> Problem details
Lines containing the word "Number" should be extracted in full.

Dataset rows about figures
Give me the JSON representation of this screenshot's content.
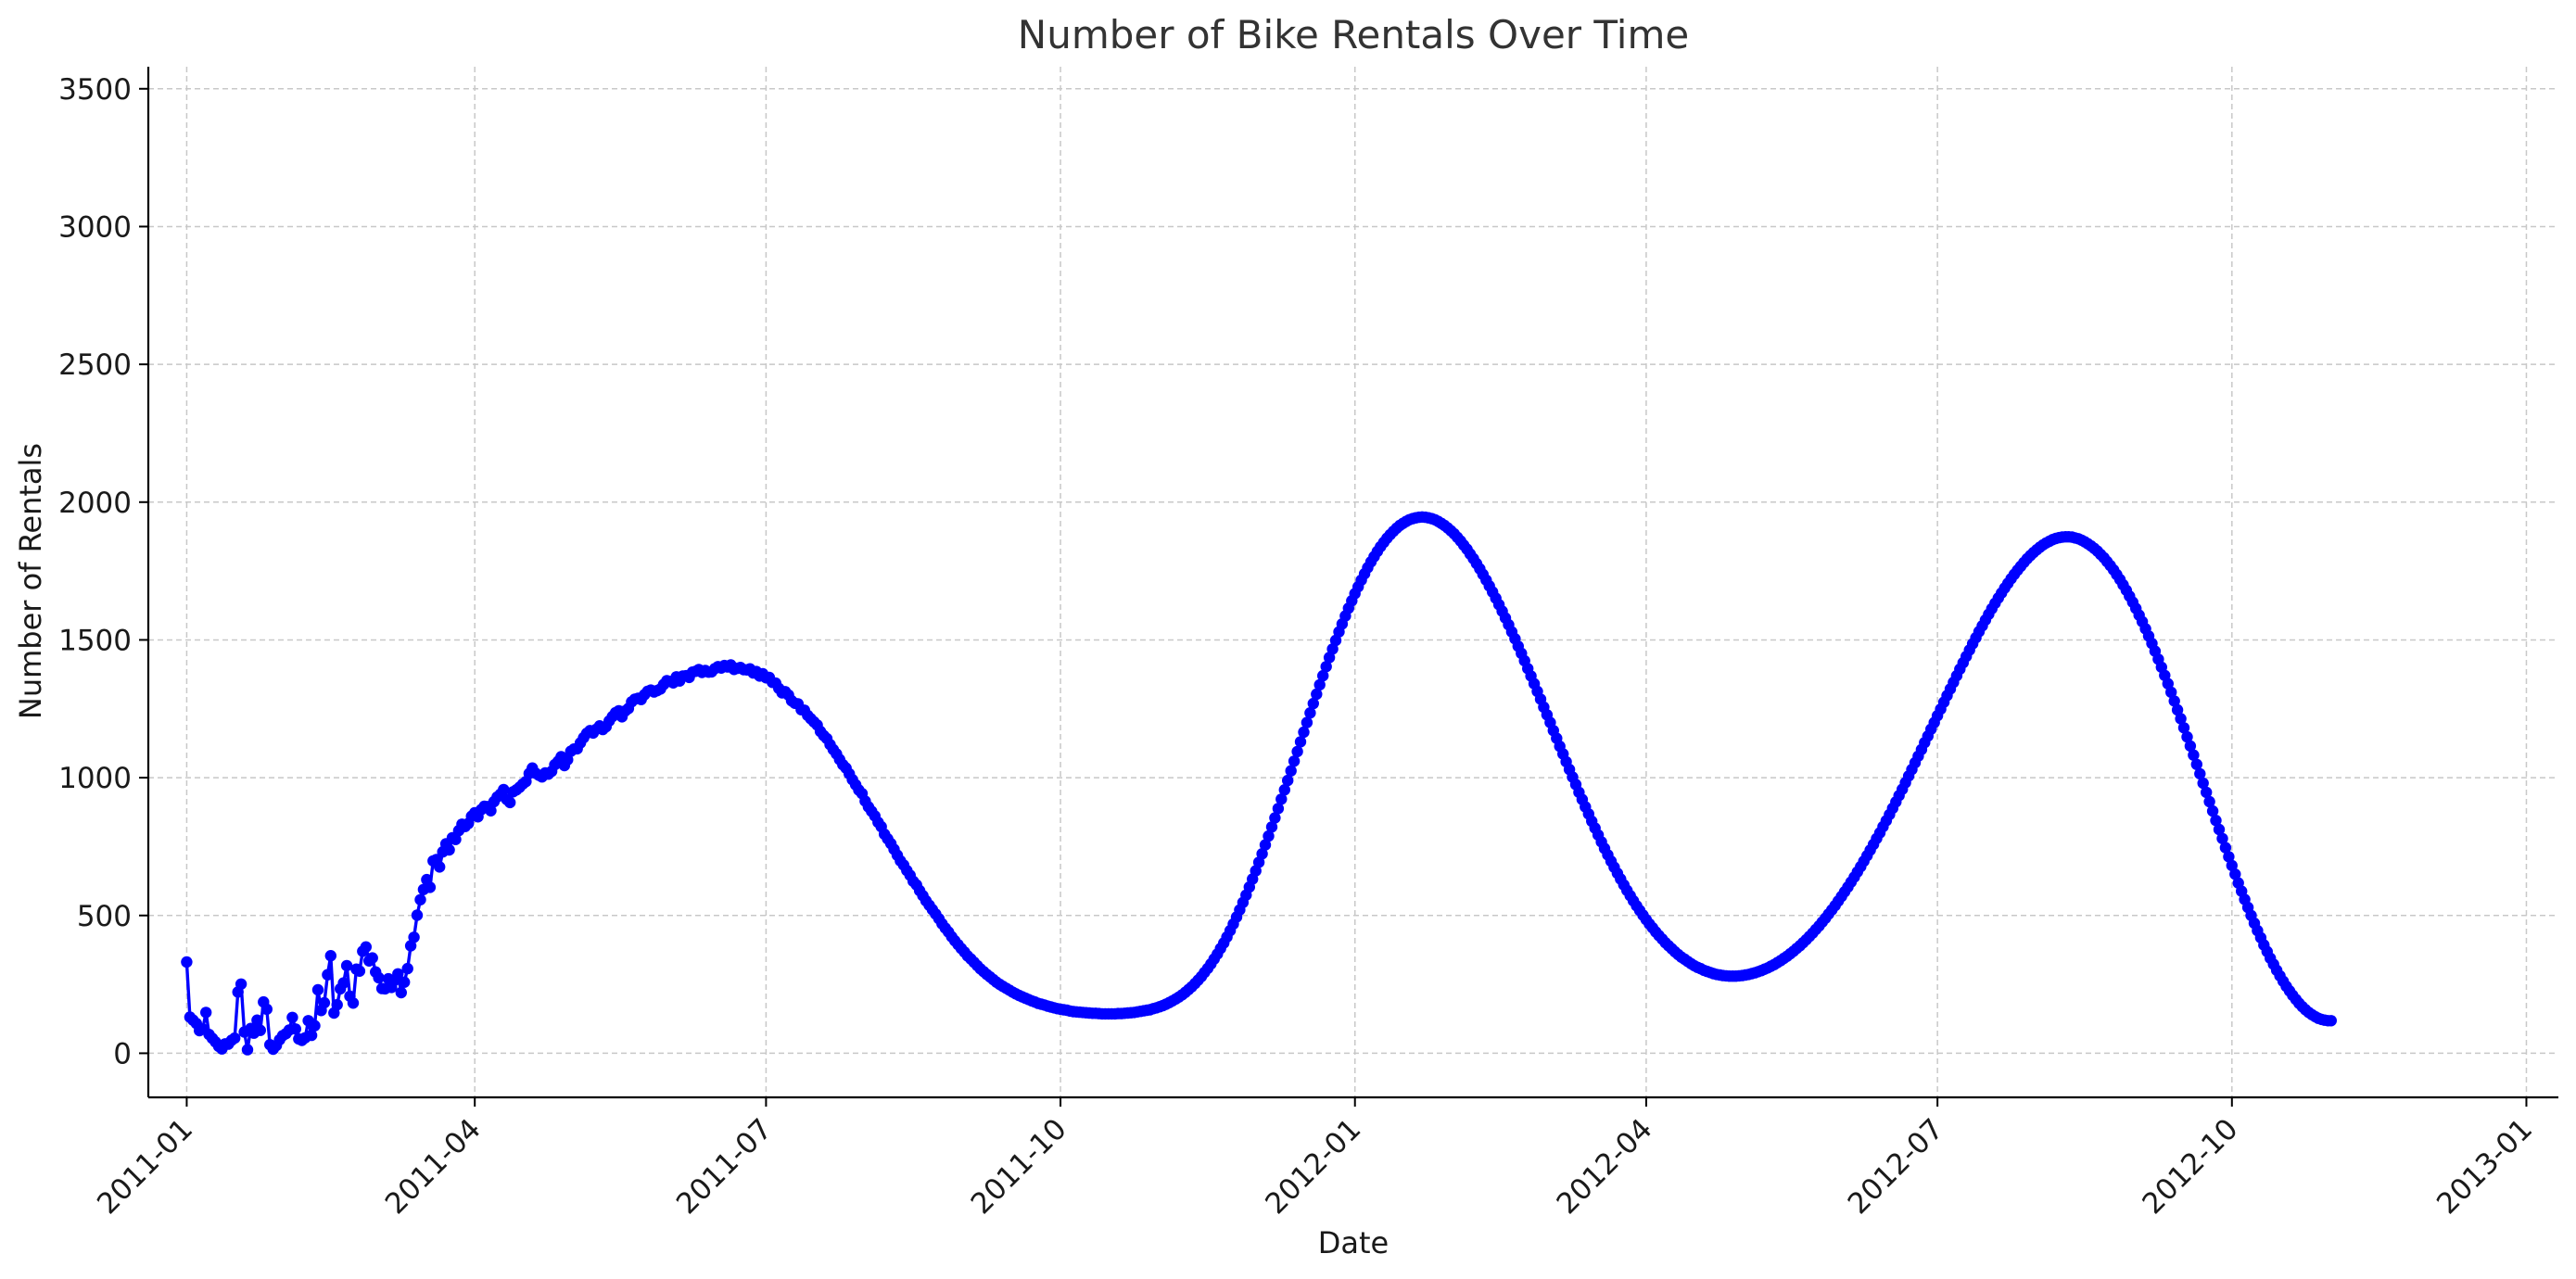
{
  "chart_data": {
    "type": "line",
    "title": "Number of Bike Rentals Over Time",
    "xlabel": "Date",
    "ylabel": "Number of Rentals",
    "xlim": [
      "2010-12-20",
      "2013-01-11"
    ],
    "ylim": [
      -160,
      3580
    ],
    "grid": true,
    "x_ticks": [
      "2011-01",
      "2011-04",
      "2011-07",
      "2011-10",
      "2012-01",
      "2012-04",
      "2012-07",
      "2012-10",
      "2013-01"
    ],
    "y_ticks": [
      0,
      500,
      1000,
      1500,
      2000,
      2500,
      3000,
      3500
    ],
    "series": [
      {
        "color": "#0000ff",
        "marker": "circle",
        "x_start": "2011-01-01",
        "x_step_days": 1,
        "values": [
          331,
          131,
          120,
          108,
          82,
          88,
          148,
          68,
          54,
          41,
          25,
          16,
          34,
          33,
          47,
          55,
          222,
          251,
          77,
          13,
          90,
          73,
          120,
          83,
          186,
          160,
          31,
          15,
          28,
          49,
          64,
          71,
          84,
          130,
          88,
          52,
          47,
          56,
          118,
          65,
          100,
          230,
          155,
          183,
          285,
          354,
          146,
          176,
          234,
          255,
          318,
          207,
          182,
          305,
          298,
          370,
          386,
          335,
          346,
          295,
          274,
          235,
          234,
          270,
          239,
          265,
          288,
          220,
          258,
          307,
          390,
          421,
          501,
          557,
          594,
          630,
          602,
          698,
          703,
          676,
          731,
          760,
          738,
          782,
          776,
          808,
          831,
          823,
          834,
          860,
          873,
          858,
          884,
          896,
          895,
          880,
          913,
          930,
          940,
          957,
          921,
          910,
          949,
          956,
          965,
          977,
          986,
          1015,
          1035,
          1016,
          1009,
          1003,
          1017,
          1013,
          1023,
          1047,
          1059,
          1076,
          1044,
          1065,
          1096,
          1104,
          1105,
          1126,
          1145,
          1161,
          1171,
          1162,
          1176,
          1188,
          1175,
          1185,
          1206,
          1222,
          1236,
          1243,
          1221,
          1242,
          1251,
          1275,
          1285,
          1288,
          1284,
          1301,
          1313,
          1318,
          1311,
          1316,
          1322,
          1338,
          1352,
          1349,
          1344,
          1366,
          1351,
          1369,
          1370,
          1364,
          1383,
          1386,
          1392,
          1382,
          1389,
          1383,
          1384,
          1396,
          1403,
          1398,
          1407,
          1402,
          1409,
          1393,
          1397,
          1400,
          1392,
          1391,
          1395,
          1380,
          1385,
          1369,
          1377,
          1363,
          1364,
          1346,
          1343,
          1324,
          1308,
          1312,
          1300,
          1279,
          1270,
          1268,
          1247,
          1245,
          1226,
          1214,
          1202,
          1191,
          1168,
          1153,
          1142,
          1120,
          1102,
          1086,
          1066,
          1047,
          1035,
          1014,
          993,
          974,
          955,
          942,
          915,
          894,
          878,
          861,
          838,
          822,
          795,
          778,
          761,
          740,
          719,
          698,
          683,
          663,
          646,
          624,
          611,
          590,
          572,
          553,
          537,
          521,
          505,
          488,
          470,
          454,
          440,
          423,
          408,
          394,
          380,
          367,
          353,
          342,
          330,
          318,
          306,
          296,
          286,
          277,
          267,
          258,
          250,
          243,
          236,
          229,
          222,
          216,
          210,
          205,
          200,
          195,
          190,
          186,
          181,
          178,
          175,
          171,
          168,
          165,
          162,
          160,
          158,
          156,
          153,
          151,
          150,
          149,
          148,
          147,
          146,
          145,
          145,
          144,
          143,
          143,
          143,
          143,
          143,
          144,
          144,
          145,
          146,
          147,
          148,
          150,
          152,
          154,
          156,
          158,
          162,
          165,
          169,
          173,
          178,
          184,
          190,
          197,
          204,
          212,
          221,
          231,
          241,
          253,
          265,
          278,
          293,
          308,
          324,
          342,
          360,
          380,
          400,
          422,
          445,
          469,
          494,
          520,
          547,
          574,
          603,
          632,
          662,
          693,
          724,
          756,
          788,
          821,
          854,
          888,
          922,
          956,
          990,
          1025,
          1060,
          1095,
          1130,
          1165,
          1200,
          1235,
          1269,
          1303,
          1337,
          1370,
          1403,
          1436,
          1467,
          1498,
          1529,
          1558,
          1587,
          1615,
          1642,
          1668,
          1693,
          1717,
          1740,
          1762,
          1783,
          1802,
          1821,
          1838,
          1854,
          1869,
          1882,
          1894,
          1905,
          1915,
          1923,
          1930,
          1936,
          1940,
          1943,
          1945,
          1946,
          1945,
          1943,
          1940,
          1936,
          1930,
          1923,
          1915,
          1906,
          1896,
          1885,
          1872,
          1859,
          1844,
          1829,
          1812,
          1795,
          1777,
          1758,
          1738,
          1717,
          1696,
          1674,
          1651,
          1628,
          1604,
          1580,
          1555,
          1529,
          1504,
          1477,
          1451,
          1424,
          1396,
          1369,
          1341,
          1313,
          1285,
          1256,
          1228,
          1200,
          1171,
          1143,
          1114,
          1086,
          1058,
          1030,
          1002,
          975,
          947,
          921,
          894,
          868,
          842,
          817,
          792,
          767,
          743,
          720,
          697,
          675,
          653,
          632,
          611,
          591,
          572,
          553,
          535,
          518,
          501,
          485,
          469,
          455,
          440,
          427,
          414,
          401,
          390,
          379,
          368,
          358,
          349,
          341,
          333,
          325,
          318,
          312,
          307,
          301,
          297,
          293,
          289,
          286,
          284,
          282,
          281,
          280,
          280,
          280,
          281,
          282,
          284,
          286,
          289,
          292,
          296,
          300,
          305,
          310,
          316,
          322,
          329,
          336,
          344,
          352,
          361,
          370,
          380,
          390,
          401,
          412,
          424,
          436,
          449,
          462,
          476,
          490,
          505,
          520,
          536,
          552,
          569,
          586,
          603,
          621,
          639,
          658,
          677,
          697,
          717,
          737,
          758,
          779,
          800,
          822,
          844,
          866,
          889,
          912,
          935,
          958,
          982,
          1006,
          1030,
          1054,
          1078,
          1102,
          1127,
          1151,
          1176,
          1200,
          1225,
          1249,
          1274,
          1298,
          1322,
          1346,
          1370,
          1394,
          1417,
          1440,
          1463,
          1486,
          1508,
          1530,
          1551,
          1572,
          1593,
          1613,
          1633,
          1652,
          1670,
          1688,
          1705,
          1722,
          1738,
          1753,
          1767,
          1781,
          1794,
          1806,
          1817,
          1827,
          1836,
          1845,
          1852,
          1858,
          1864,
          1868,
          1871,
          1873,
          1874,
          1874,
          1873,
          1870,
          1867,
          1862,
          1856,
          1849,
          1841,
          1832,
          1822,
          1810,
          1798,
          1784,
          1770,
          1754,
          1737,
          1719,
          1700,
          1680,
          1659,
          1637,
          1614,
          1590,
          1566,
          1540,
          1514,
          1487,
          1459,
          1430,
          1401,
          1371,
          1341,
          1310,
          1278,
          1246,
          1214,
          1181,
          1148,
          1115,
          1082,
          1048,
          1014,
          980,
          947,
          913,
          879,
          845,
          812,
          779,
          746,
          713,
          681,
          650,
          618,
          588,
          558,
          529,
          500,
          472,
          445,
          419,
          393,
          369,
          345,
          323,
          301,
          281,
          261,
          243,
          226,
          210,
          195,
          181,
          169,
          158,
          148,
          140,
          133,
          127,
          123,
          120,
          118,
          118
        ]
      }
    ]
  }
}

> Full output
    "title": "Number of Bike Rentals Over Time",
    "ylabel": "Number of Rentals",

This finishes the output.